TEXT PROVIDED:
□ □ □ □ □
Table 1. Comparative analysis of recent SILS-based microgrid studies.

Study (Ref.)	EMS Integration	SCADA Interaction	Real-Time Capability	Modeling Scope	Notes
[6]	x	x	x	Basic power flow control only	No EMS or SCADA interface
[7]	x	x	x	PV–ESS configuration validation	Lacks dynamic operation
[8]	x	o	x	SILS–Python interface	No control strategy validation
[9]	o (HIL)	o	o (via HILS)	Diesel–PV–ESS control	Requires physical HIL hardware
[17]	o	x	x	SILS-based EMS scheduling	No dynamic or SCADA integration
[18]	x	o	x	Python–MATLAB–SCADA interfacing	No EMS or optimization
Proposed work	o	o	o (sub-minute)	Full EMS–SCADA–SILS loop with PV/ESS/EVCS	Functional real-time validation without HIL

compares and analyzes the differences between the proposed method and previous studies.
□ □ □ □ □
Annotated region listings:
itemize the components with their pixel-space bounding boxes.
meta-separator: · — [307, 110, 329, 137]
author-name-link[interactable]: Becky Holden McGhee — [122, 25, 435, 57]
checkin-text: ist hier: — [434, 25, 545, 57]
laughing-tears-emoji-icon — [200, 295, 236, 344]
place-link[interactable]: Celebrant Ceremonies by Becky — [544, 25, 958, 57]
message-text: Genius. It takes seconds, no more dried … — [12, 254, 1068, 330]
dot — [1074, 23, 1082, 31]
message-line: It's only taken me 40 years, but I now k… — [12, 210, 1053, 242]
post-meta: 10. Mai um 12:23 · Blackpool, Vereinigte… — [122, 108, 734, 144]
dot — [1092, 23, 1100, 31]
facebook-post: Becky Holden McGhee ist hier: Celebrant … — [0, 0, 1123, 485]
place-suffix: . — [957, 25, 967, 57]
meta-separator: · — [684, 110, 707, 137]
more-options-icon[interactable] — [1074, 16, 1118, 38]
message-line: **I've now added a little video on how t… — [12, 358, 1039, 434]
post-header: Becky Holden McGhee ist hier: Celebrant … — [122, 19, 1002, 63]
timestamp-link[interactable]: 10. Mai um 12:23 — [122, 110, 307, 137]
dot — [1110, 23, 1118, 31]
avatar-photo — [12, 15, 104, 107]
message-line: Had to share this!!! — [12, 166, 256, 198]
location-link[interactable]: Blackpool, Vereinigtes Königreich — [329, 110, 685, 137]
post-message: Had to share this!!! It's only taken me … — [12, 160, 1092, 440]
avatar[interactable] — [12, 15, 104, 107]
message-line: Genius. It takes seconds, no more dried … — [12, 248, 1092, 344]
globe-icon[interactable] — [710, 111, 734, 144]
□ □ □ □ □
EXERCISES TO COMPLETE:
A: Render the sentence "Comparative analysis of recent SILS-based microgrid studies." from the microgrid studies table in Spanish.
B: Update the records from their first line through the line containing "location-link[interactable]: Blackpool, Vereinigtes", swapping "message-line" for "text-line" and leaving everything else as it is. Return only those lines.

WORKED ANSWERS:
A: Análisis comparativo de estudios recientes de microrredes basados en SILS.

B:
itemize the components with their pixel-space bounding boxes.
meta-separator: · — [307, 110, 329, 137]
author-name-link[interactable]: Becky Holden McGhee — [122, 25, 435, 57]
checkin-text: ist hier: — [434, 25, 545, 57]
laughing-tears-emoji-icon — [200, 295, 236, 344]
place-link[interactable]: Celebrant Ceremonies by Becky — [544, 25, 958, 57]
message-text: Genius. It takes seconds, no more dried … — [12, 254, 1068, 330]
dot — [1074, 23, 1082, 31]
text-line: It's only taken me 40 years, but I now k… — [12, 210, 1053, 242]
post-meta: 10. Mai um 12:23 · Blackpool, Vereinigte… — [122, 108, 734, 144]
dot — [1092, 23, 1100, 31]
facebook-post: Becky Holden McGhee ist hier: Celebrant … — [0, 0, 1123, 485]
place-suffix: . — [957, 25, 967, 57]
meta-separator: · — [684, 110, 707, 137]
more-options-icon[interactable] — [1074, 16, 1118, 38]
text-line: **I've now added a little video on how t… — [12, 358, 1039, 434]
post-header: Becky Holden McGhee ist hier: Celebrant … — [122, 19, 1002, 63]
timestamp-link[interactable]: 10. Mai um 12:23 — [122, 110, 307, 137]
dot — [1110, 23, 1118, 31]
avatar-photo — [12, 15, 104, 107]
text-line: Had to share this!!! — [12, 166, 256, 198]
location-link[interactable]: Blackpool, Vereinigtes Königreich — [329, 110, 685, 137]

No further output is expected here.